• **WORK TO BE COMPLETED**
In the entries, find all lines that hold the word "possibilità" and copy them.

• **EXTRACTED ENTRIES**
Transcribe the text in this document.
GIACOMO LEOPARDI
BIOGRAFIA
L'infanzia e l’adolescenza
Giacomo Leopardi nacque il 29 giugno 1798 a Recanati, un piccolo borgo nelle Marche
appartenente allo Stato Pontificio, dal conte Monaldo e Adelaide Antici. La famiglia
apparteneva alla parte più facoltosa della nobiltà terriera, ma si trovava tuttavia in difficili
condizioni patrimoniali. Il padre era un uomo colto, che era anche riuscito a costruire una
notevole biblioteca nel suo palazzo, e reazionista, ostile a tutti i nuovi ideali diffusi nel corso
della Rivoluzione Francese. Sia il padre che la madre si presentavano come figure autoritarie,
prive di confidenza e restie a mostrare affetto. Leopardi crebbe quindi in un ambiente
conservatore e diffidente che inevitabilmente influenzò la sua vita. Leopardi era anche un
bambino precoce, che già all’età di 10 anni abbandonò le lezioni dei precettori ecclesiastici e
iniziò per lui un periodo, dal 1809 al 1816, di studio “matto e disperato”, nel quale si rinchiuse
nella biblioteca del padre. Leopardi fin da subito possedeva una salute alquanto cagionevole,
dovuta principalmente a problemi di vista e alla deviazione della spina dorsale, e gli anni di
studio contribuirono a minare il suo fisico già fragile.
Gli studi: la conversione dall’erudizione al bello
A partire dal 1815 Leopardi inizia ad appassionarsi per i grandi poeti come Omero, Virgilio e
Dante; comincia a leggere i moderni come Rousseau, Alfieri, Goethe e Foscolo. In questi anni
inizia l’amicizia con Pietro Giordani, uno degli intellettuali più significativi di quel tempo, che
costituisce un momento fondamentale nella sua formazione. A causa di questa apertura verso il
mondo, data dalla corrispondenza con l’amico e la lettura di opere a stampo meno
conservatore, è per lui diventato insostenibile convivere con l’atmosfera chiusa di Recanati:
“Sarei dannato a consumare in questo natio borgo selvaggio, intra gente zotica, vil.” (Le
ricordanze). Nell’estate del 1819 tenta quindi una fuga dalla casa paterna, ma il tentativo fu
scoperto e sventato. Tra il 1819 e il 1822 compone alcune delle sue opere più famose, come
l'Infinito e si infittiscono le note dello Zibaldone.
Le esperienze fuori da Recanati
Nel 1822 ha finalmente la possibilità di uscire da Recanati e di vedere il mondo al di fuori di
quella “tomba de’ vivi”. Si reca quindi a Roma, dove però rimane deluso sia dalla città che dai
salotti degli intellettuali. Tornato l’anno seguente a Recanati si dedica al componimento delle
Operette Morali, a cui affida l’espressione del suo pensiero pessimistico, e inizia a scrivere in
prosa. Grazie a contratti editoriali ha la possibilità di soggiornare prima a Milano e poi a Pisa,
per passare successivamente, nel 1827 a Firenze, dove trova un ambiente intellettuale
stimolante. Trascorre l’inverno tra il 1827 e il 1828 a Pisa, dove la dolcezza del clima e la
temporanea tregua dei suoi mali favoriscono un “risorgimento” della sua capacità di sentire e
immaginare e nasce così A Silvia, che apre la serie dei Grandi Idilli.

• **TASK SOLUTION**
Nel 1822 ha finalmente la possibilità di uscire da Recanati e di vedere il mondo al di fuori di
prosa. Grazie a contratti editoriali ha la possibilità di soggiornare prima a Milano e poi a Pisa,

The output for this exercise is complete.